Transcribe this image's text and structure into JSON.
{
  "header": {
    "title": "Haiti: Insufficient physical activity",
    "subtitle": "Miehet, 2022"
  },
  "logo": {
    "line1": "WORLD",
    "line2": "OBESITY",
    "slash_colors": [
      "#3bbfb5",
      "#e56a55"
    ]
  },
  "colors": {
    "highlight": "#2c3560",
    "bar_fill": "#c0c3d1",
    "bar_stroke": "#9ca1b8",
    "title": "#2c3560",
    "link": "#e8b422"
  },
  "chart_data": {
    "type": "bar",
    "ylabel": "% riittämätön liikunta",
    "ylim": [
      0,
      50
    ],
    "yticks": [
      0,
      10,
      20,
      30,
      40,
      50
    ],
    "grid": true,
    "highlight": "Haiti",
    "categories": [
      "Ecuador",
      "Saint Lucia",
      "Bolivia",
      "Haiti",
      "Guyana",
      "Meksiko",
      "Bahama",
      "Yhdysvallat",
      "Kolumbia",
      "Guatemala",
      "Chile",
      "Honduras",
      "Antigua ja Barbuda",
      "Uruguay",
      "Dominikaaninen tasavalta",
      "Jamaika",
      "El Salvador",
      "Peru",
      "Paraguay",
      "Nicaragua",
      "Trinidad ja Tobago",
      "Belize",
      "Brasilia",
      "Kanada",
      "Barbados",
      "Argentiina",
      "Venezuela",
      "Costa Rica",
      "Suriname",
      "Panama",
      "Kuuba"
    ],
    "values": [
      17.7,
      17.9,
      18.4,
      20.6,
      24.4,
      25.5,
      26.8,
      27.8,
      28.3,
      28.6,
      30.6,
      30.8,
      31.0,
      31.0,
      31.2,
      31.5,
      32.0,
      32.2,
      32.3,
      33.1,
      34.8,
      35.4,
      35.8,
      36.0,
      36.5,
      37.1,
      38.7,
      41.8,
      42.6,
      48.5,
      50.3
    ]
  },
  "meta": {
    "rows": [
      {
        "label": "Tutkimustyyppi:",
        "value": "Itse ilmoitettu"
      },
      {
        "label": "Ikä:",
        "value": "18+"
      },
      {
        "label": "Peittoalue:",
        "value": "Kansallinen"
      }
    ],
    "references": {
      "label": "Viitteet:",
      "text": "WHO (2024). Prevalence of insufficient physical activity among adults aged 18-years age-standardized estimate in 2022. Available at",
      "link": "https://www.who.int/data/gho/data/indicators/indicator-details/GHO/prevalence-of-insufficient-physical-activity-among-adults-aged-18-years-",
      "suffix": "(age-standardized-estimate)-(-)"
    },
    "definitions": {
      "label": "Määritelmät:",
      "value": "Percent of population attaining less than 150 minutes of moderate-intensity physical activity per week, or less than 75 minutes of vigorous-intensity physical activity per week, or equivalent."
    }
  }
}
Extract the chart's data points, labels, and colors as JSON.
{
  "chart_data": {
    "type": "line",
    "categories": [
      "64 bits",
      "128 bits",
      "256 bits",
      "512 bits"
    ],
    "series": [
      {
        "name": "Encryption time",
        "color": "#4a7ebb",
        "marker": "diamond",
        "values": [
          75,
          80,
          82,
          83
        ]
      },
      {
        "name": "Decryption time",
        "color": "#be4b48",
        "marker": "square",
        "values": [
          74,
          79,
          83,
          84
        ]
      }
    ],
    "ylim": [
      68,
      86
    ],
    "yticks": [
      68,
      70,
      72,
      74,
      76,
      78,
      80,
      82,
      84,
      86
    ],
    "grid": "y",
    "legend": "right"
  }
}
──────
§ WHAT IS REQUIRED: Could you quote the material above in full, exactly as it stands?

§ PROBLEM SOLUTION:
Transcribe this image's text and structure into JSON.
{
  "header": {
    "title": "Haiti: Insufficient physical activity",
    "subtitle": "Miehet, 2022"
  },
  "logo": {
    "line1": "WORLD",
    "line2": "OBESITY",
    "slash_colors": [
      "#3bbfb5",
      "#e56a55"
    ]
  },
  "colors": {
    "highlight": "#2c3560",
    "bar_fill": "#c0c3d1",
    "bar_stroke": "#9ca1b8",
    "title": "#2c3560",
    "link": "#e8b422"
  },
  "chart_data": {
    "type": "bar",
    "ylabel": "% riittämätön liikunta",
    "ylim": [
      0,
      50
    ],
    "yticks": [
      0,
      10,
      20,
      30,
      40,
      50
    ],
    "grid": true,
    "highlight": "Haiti",
    "categories": [
      "Ecuador",
      "Saint Lucia",
      "Bolivia",
      "Haiti",
      "Guyana",
      "Meksiko",
      "Bahama",
      "Yhdysvallat",
      "Kolumbia",
      "Guatemala",
      "Chile",
      "Honduras",
      "Antigua ja Barbuda",
      "Uruguay",
      "Dominikaaninen tasavalta",
      "Jamaika",
      "El Salvador",
      "Peru",
      "Paraguay",
      "Nicaragua",
      "Trinidad ja Tobago",
      "Belize",
      "Brasilia",
      "Kanada",
      "Barbados",
      "Argentiina",
      "Venezuela",
      "Costa Rica",
      "Suriname",
      "Panama",
      "Kuuba"
    ],
    "values": [
      17.7,
      17.9,
      18.4,
      20.6,
      24.4,
      25.5,
      26.8,
      27.8,
      28.3,
      28.6,
      30.6,
      30.8,
      31.0,
      31.0,
      31.2,
      31.5,
      32.0,
      32.2,
      32.3,
      33.1,
      34.8,
      35.4,
      35.8,
      36.0,
      36.5,
      37.1,
      38.7,
      41.8,
      42.6,
      48.5,
      50.3
    ]
  },
  "meta": {
    "rows": [
      {
        "label": "Tutkimustyyppi:",
        "value": "Itse ilmoitettu"
      },
      {
        "label": "Ikä:",
        "value": "18+"
      },
      {
        "label": "Peittoalue:",
        "value": "Kansallinen"
      }
    ],
    "references": {
      "label": "Viitteet:",
      "text": "WHO (2024). Prevalence of insufficient physical activity among adults aged 18-years age-standardized estimate in 2022. Available at",
      "link": "https://www.who.int/data/gho/data/indicators/indicator-details/GHO/prevalence-of-insufficient-physical-activity-among-adults-aged-18-years-",
      "suffix": "(age-standardized-estimate)-(-)"
    },
    "definitions": {
      "label": "Määritelmät:",
      "value": "Percent of population attaining less than 150 minutes of moderate-intensity physical activity per week, or less than 75 minutes of vigorous-intensity physical activity per week, or equivalent."
    }
  }
}
Extract the chart's data points, labels, and colors as JSON.
{
  "chart_data": {
    "type": "line",
    "categories": [
      "64 bits",
      "128 bits",
      "256 bits",
      "512 bits"
    ],
    "series": [
      {
        "name": "Encryption time",
        "color": "#4a7ebb",
        "marker": "diamond",
        "values": [
          75,
          80,
          82,
          83
        ]
      },
      {
        "name": "Decryption time",
        "color": "#be4b48",
        "marker": "square",
        "values": [
          74,
          79,
          83,
          84
        ]
      }
    ],
    "ylim": [
      68,
      86
    ],
    "yticks": [
      68,
      70,
      72,
      74,
      76,
      78,
      80,
      82,
      84,
      86
    ],
    "grid": "y",
    "legend": "right"
  }
}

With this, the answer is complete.